Copy each line of the records that contains the word "page".
BEGIN TASK MATERIAL
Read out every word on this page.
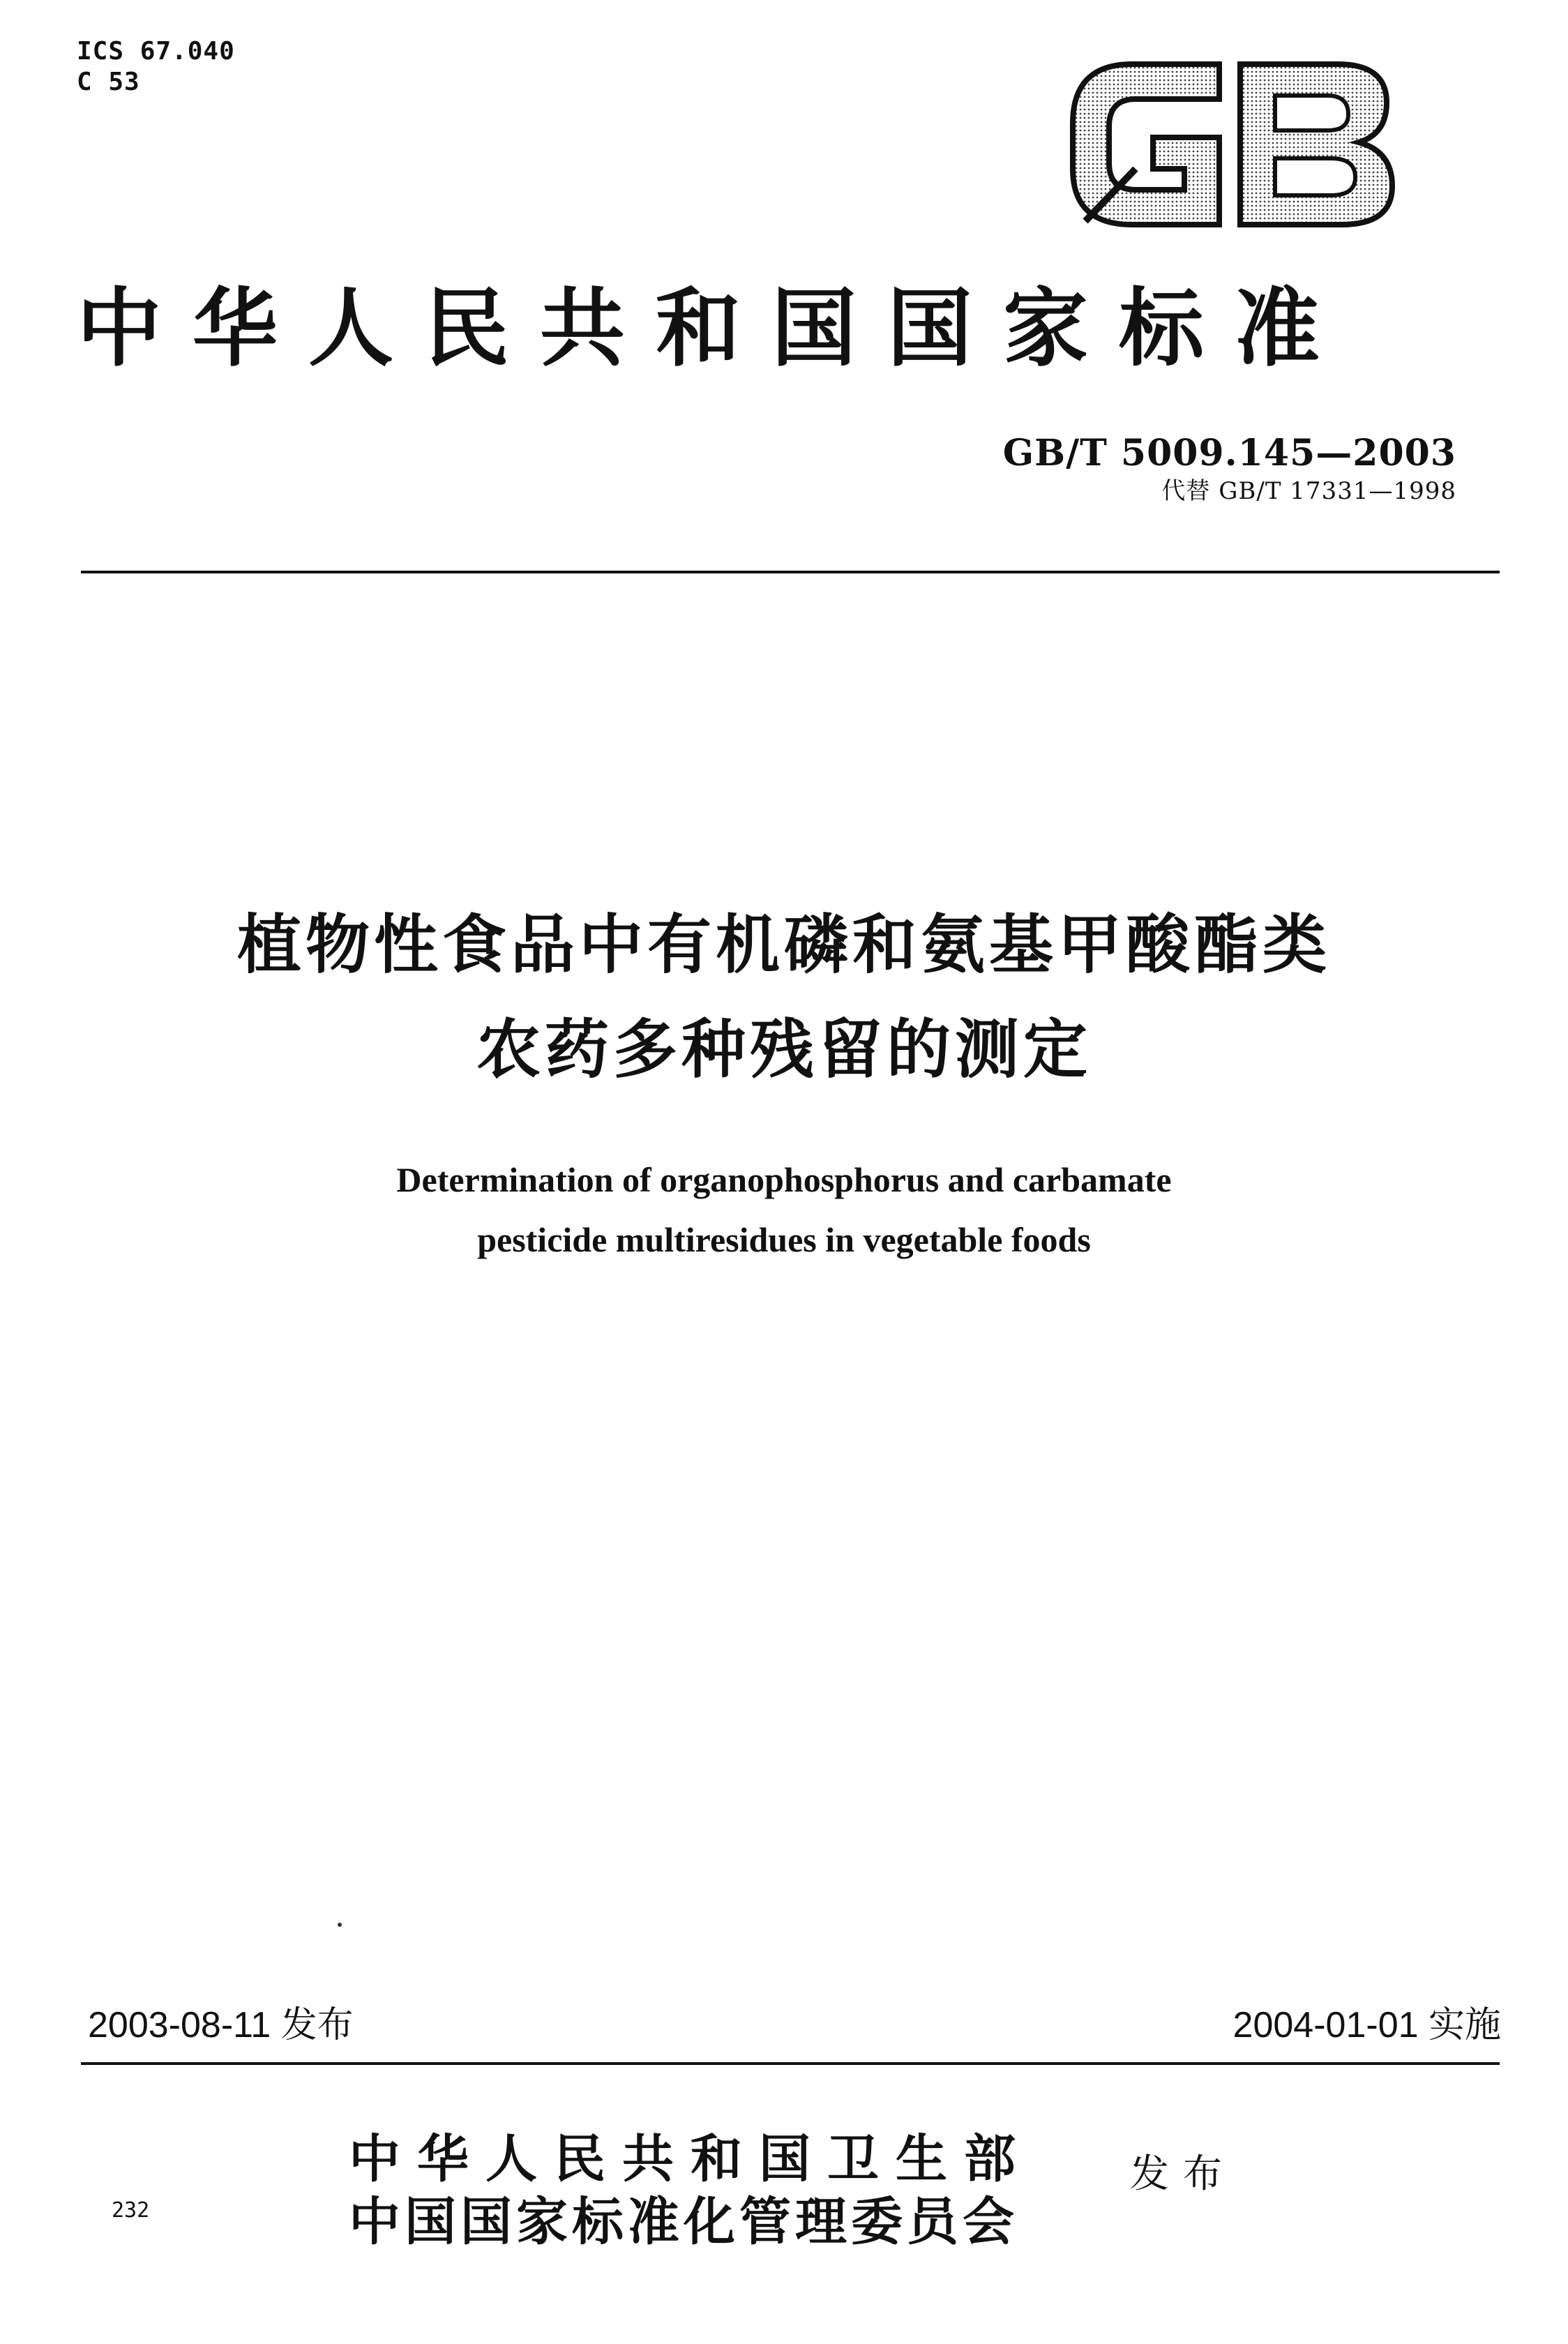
ICS 67.040
C 53
GB
中华人民共和国国家标准
GB/T 5009.145—2003
代替 GB/T 17331—1998
植物性食品中有机磷和氨基甲酸酯类
农药多种残留的测定
Determination of organophosphorus and carbamate
pesticide multiresidues in vegetable foods
2003-08-11 发布	2004-01-01 实施
中华人民共和国卫生部
中国国家标准化管理委员会
发布
232
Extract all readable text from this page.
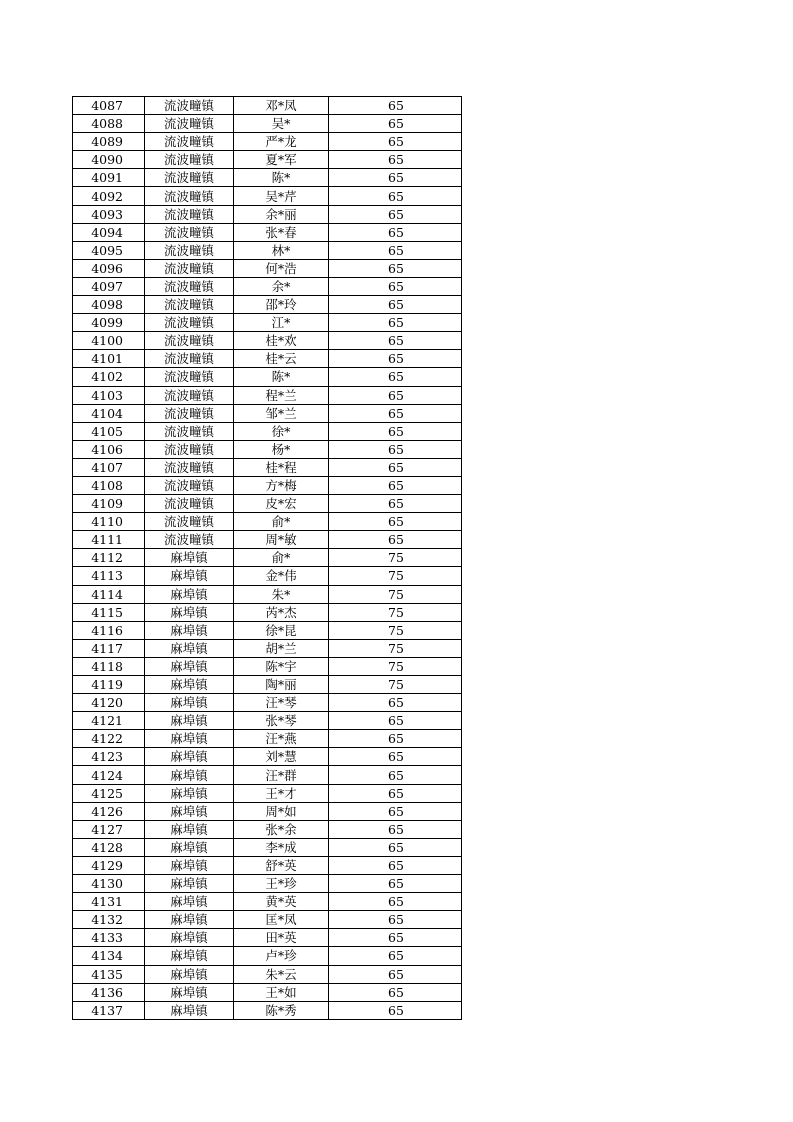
4087	流波疃镇	邓*凤	65
4088	流波疃镇	吴*	65
4089	流波疃镇	严*龙	65
4090	流波疃镇	夏*军	65
4091	流波疃镇	陈*	65
4092	流波疃镇	吴*芹	65
4093	流波疃镇	余*丽	65
4094	流波疃镇	张*春	65
4095	流波疃镇	林*	65
4096	流波疃镇	何*浩	65
4097	流波疃镇	余*	65
4098	流波疃镇	邵*玲	65
4099	流波疃镇	江*	65
4100	流波疃镇	桂*欢	65
4101	流波疃镇	桂*云	65
4102	流波疃镇	陈*	65
4103	流波疃镇	程*兰	65
4104	流波疃镇	邹*兰	65
4105	流波疃镇	徐*	65
4106	流波疃镇	杨*	65
4107	流波疃镇	桂*程	65
4108	流波疃镇	方*梅	65
4109	流波疃镇	皮*宏	65
4110	流波疃镇	俞*	65
4111	流波疃镇	周*敏	65
4112	麻埠镇	俞*	75
4113	麻埠镇	金*伟	75
4114	麻埠镇	朱*	75
4115	麻埠镇	芮*杰	75
4116	麻埠镇	徐*昆	75
4117	麻埠镇	胡*兰	75
4118	麻埠镇	陈*宇	75
4119	麻埠镇	陶*丽	75
4120	麻埠镇	汪*琴	65
4121	麻埠镇	张*琴	65
4122	麻埠镇	汪*燕	65
4123	麻埠镇	刘*慧	65
4124	麻埠镇	汪*群	65
4125	麻埠镇	王*才	65
4126	麻埠镇	周*如	65
4127	麻埠镇	张*余	65
4128	麻埠镇	李*成	65
4129	麻埠镇	舒*英	65
4130	麻埠镇	王*珍	65
4131	麻埠镇	黄*英	65
4132	麻埠镇	匡*凤	65
4133	麻埠镇	田*英	65
4134	麻埠镇	卢*珍	65
4135	麻埠镇	朱*云	65
4136	麻埠镇	王*如	65
4137	麻埠镇	陈*秀	65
END TASK MATERIAL
## CORRECT RESULT
Read out every word on this page.
Extract all readable text from this page.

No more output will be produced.